══ Information given ══

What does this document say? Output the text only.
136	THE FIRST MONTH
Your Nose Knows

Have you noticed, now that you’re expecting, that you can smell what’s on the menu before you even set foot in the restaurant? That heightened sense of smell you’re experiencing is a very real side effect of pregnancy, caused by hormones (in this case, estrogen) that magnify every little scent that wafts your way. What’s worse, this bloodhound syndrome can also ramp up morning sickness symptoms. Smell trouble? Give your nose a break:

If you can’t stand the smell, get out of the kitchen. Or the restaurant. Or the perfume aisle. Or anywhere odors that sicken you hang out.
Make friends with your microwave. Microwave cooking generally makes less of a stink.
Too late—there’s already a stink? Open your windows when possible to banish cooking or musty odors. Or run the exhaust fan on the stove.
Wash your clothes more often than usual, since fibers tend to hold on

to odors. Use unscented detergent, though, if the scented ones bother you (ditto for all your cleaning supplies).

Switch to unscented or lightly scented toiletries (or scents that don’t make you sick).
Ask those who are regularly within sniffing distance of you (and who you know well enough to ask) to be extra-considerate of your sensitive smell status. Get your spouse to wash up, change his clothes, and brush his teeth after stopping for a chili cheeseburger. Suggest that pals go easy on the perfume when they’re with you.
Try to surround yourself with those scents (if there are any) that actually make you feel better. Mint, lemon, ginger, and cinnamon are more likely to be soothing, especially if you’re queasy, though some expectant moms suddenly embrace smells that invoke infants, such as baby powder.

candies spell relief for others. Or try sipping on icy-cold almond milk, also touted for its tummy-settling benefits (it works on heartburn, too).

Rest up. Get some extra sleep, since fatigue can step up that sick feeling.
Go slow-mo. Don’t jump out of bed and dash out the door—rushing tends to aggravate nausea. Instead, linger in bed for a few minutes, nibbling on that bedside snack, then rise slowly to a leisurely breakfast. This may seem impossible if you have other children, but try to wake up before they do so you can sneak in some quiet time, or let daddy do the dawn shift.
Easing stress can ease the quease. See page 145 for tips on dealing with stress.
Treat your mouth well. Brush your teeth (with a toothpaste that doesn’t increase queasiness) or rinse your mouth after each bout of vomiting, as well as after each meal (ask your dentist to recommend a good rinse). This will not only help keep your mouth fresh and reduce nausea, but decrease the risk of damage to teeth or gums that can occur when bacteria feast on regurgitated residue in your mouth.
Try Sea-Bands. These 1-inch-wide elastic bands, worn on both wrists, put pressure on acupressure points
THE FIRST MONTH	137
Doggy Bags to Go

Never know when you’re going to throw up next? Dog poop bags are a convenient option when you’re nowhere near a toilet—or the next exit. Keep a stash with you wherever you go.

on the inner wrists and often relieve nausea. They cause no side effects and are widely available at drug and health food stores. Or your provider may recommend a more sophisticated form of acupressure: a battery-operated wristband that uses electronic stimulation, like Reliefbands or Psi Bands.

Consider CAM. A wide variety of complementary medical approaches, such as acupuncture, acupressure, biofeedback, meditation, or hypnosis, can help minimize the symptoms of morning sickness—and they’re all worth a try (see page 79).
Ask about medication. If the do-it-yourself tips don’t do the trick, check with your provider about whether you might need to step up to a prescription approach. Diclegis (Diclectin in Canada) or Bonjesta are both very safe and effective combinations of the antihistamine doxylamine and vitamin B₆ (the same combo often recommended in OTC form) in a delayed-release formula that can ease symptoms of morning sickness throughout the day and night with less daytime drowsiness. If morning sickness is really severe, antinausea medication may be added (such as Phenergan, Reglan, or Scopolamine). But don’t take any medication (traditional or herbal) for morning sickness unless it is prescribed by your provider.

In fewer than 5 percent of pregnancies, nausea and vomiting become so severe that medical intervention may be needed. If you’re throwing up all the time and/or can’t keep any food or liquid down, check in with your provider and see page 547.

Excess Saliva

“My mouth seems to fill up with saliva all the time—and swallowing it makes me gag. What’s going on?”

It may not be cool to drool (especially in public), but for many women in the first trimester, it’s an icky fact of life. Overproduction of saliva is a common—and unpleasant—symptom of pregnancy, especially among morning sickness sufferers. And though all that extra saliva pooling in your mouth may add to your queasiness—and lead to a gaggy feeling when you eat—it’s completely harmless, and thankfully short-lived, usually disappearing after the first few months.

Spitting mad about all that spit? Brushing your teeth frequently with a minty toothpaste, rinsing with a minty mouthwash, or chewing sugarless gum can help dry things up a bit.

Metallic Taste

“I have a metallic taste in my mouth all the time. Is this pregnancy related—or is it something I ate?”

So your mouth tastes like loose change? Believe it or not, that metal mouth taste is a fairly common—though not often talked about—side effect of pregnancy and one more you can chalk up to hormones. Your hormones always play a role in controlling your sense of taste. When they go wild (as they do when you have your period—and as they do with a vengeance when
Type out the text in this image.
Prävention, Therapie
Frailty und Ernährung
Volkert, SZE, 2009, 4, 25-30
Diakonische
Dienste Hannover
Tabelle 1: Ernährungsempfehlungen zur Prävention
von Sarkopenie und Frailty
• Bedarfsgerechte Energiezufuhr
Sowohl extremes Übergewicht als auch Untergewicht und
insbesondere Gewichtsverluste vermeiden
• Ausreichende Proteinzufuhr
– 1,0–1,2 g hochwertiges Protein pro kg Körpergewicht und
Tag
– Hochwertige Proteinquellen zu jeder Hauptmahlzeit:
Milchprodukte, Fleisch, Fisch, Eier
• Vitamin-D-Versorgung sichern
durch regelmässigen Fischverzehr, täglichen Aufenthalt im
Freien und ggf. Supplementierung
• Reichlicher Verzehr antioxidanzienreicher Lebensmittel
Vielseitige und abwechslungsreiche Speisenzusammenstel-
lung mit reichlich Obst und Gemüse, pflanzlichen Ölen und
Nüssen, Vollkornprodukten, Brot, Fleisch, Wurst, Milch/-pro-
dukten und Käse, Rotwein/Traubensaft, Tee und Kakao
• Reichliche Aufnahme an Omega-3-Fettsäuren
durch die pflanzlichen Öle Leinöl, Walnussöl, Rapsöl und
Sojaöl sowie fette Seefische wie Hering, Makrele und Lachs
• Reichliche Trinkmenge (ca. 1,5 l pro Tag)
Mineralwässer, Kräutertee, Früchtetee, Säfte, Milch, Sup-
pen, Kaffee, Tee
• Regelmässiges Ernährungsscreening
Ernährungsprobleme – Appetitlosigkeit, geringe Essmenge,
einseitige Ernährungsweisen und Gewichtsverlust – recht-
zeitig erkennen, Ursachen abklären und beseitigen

═══

* _Work instructions_:
In this exercise, give every record above again exactly.

* _Task result_:
What does this document say? Output the text only.
136	THE FIRST MONTH
Your Nose Knows

Have you noticed, now that you’re expecting, that you can smell what’s on the menu before you even set foot in the restaurant? That heightened sense of smell you’re experiencing is a very real side effect of pregnancy, caused by hormones (in this case, estrogen) that magnify every little scent that wafts your way. What’s worse, this bloodhound syndrome can also ramp up morning sickness symptoms. Smell trouble? Give your nose a break:

If you can’t stand the smell, get out of the kitchen. Or the restaurant. Or the perfume aisle. Or anywhere odors that sicken you hang out.
Make friends with your microwave. Microwave cooking generally makes less of a stink.
Too late—there’s already a stink? Open your windows when possible to banish cooking or musty odors. Or run the exhaust fan on the stove.
Wash your clothes more often than usual, since fibers tend to hold on

to odors. Use unscented detergent, though, if the scented ones bother you (ditto for all your cleaning supplies).

Switch to unscented or lightly scented toiletries (or scents that don’t make you sick).
Ask those who are regularly within sniffing distance of you (and who you know well enough to ask) to be extra-considerate of your sensitive smell status. Get your spouse to wash up, change his clothes, and brush his teeth after stopping for a chili cheeseburger. Suggest that pals go easy on the perfume when they’re with you.
Try to surround yourself with those scents (if there are any) that actually make you feel better. Mint, lemon, ginger, and cinnamon are more likely to be soothing, especially if you’re queasy, though some expectant moms suddenly embrace smells that invoke infants, such as baby powder.

candies spell relief for others. Or try sipping on icy-cold almond milk, also touted for its tummy-settling benefits (it works on heartburn, too).

Rest up. Get some extra sleep, since fatigue can step up that sick feeling.
Go slow-mo. Don’t jump out of bed and dash out the door—rushing tends to aggravate nausea. Instead, linger in bed for a few minutes, nibbling on that bedside snack, then rise slowly to a leisurely breakfast. This may seem impossible if you have other children, but try to wake up before they do so you can sneak in some quiet time, or let daddy do the dawn shift.
Easing stress can ease the quease. See page 145 for tips on dealing with stress.
Treat your mouth well. Brush your teeth (with a toothpaste that doesn’t increase queasiness) or rinse your mouth after each bout of vomiting, as well as after each meal (ask your dentist to recommend a good rinse). This will not only help keep your mouth fresh and reduce nausea, but decrease the risk of damage to teeth or gums that can occur when bacteria feast on regurgitated residue in your mouth.
Try Sea-Bands. These 1-inch-wide elastic bands, worn on both wrists, put pressure on acupressure points
THE FIRST MONTH	137
Doggy Bags to Go

Never know when you’re going to throw up next? Dog poop bags are a convenient option when you’re nowhere near a toilet—or the next exit. Keep a stash with you wherever you go.

on the inner wrists and often relieve nausea. They cause no side effects and are widely available at drug and health food stores. Or your provider may recommend a more sophisticated form of acupressure: a battery-operated wristband that uses electronic stimulation, like Reliefbands or Psi Bands.

Consider CAM. A wide variety of complementary medical approaches, such as acupuncture, acupressure, biofeedback, meditation, or hypnosis, can help minimize the symptoms of morning sickness—and they’re all worth a try (see page 79).
Ask about medication. If the do-it-yourself tips don’t do the trick, check with your provider about whether you might need to step up to a prescription approach. Diclegis (Diclectin in Canada) or Bonjesta are both very safe and effective combinations of the antihistamine doxylamine and vitamin B₆ (the same combo often recommended in OTC form) in a delayed-release formula that can ease symptoms of morning sickness throughout the day and night with less daytime drowsiness. If morning sickness is really severe, antinausea medication may be added (such as Phenergan, Reglan, or Scopolamine). But don’t take any medication (traditional or herbal) for morning sickness unless it is prescribed by your provider.

In fewer than 5 percent of pregnancies, nausea and vomiting become so severe that medical intervention may be needed. If you’re throwing up all the time and/or can’t keep any food or liquid down, check in with your provider and see page 547.

Excess Saliva

“My mouth seems to fill up with saliva all the time—and swallowing it makes me gag. What’s going on?”

It may not be cool to drool (especially in public), but for many women in the first trimester, it’s an icky fact of life. Overproduction of saliva is a common—and unpleasant—symptom of pregnancy, especially among morning sickness sufferers. And though all that extra saliva pooling in your mouth may add to your queasiness—and lead to a gaggy feeling when you eat—it’s completely harmless, and thankfully short-lived, usually disappearing after the first few months.

Spitting mad about all that spit? Brushing your teeth frequently with a minty toothpaste, rinsing with a minty mouthwash, or chewing sugarless gum can help dry things up a bit.

Metallic Taste

“I have a metallic taste in my mouth all the time. Is this pregnancy related—or is it something I ate?”

So your mouth tastes like loose change? Believe it or not, that metal mouth taste is a fairly common—though not often talked about—side effect of pregnancy and one more you can chalk up to hormones. Your hormones always play a role in controlling your sense of taste. When they go wild (as they do when you have your period—and as they do with a vengeance when
Type out the text in this image.
Prävention, Therapie
Frailty und Ernährung
Volkert, SZE, 2009, 4, 25-30
Diakonische
Dienste Hannover
Tabelle 1: Ernährungsempfehlungen zur Prävention
von Sarkopenie und Frailty
• Bedarfsgerechte Energiezufuhr
Sowohl extremes Übergewicht als auch Untergewicht und
insbesondere Gewichtsverluste vermeiden
• Ausreichende Proteinzufuhr
– 1,0–1,2 g hochwertiges Protein pro kg Körpergewicht und
Tag
– Hochwertige Proteinquellen zu jeder Hauptmahlzeit:
Milchprodukte, Fleisch, Fisch, Eier
• Vitamin-D-Versorgung sichern
durch regelmässigen Fischverzehr, täglichen Aufenthalt im
Freien und ggf. Supplementierung
• Reichlicher Verzehr antioxidanzienreicher Lebensmittel
Vielseitige und abwechslungsreiche Speisenzusammenstel-
lung mit reichlich Obst und Gemüse, pflanzlichen Ölen und
Nüssen, Vollkornprodukten, Brot, Fleisch, Wurst, Milch/-pro-
dukten und Käse, Rotwein/Traubensaft, Tee und Kakao
• Reichliche Aufnahme an Omega-3-Fettsäuren
durch die pflanzlichen Öle Leinöl, Walnussöl, Rapsöl und
Sojaöl sowie fette Seefische wie Hering, Makrele und Lachs
• Reichliche Trinkmenge (ca. 1,5 l pro Tag)
Mineralwässer, Kräutertee, Früchtetee, Säfte, Milch, Sup-
pen, Kaffee, Tee
• Regelmässiges Ernährungsscreening
Ernährungsprobleme – Appetitlosigkeit, geringe Essmenge,
einseitige Ernährungsweisen und Gewichtsverlust – recht-
zeitig erkennen, Ursachen abklären und beseitigen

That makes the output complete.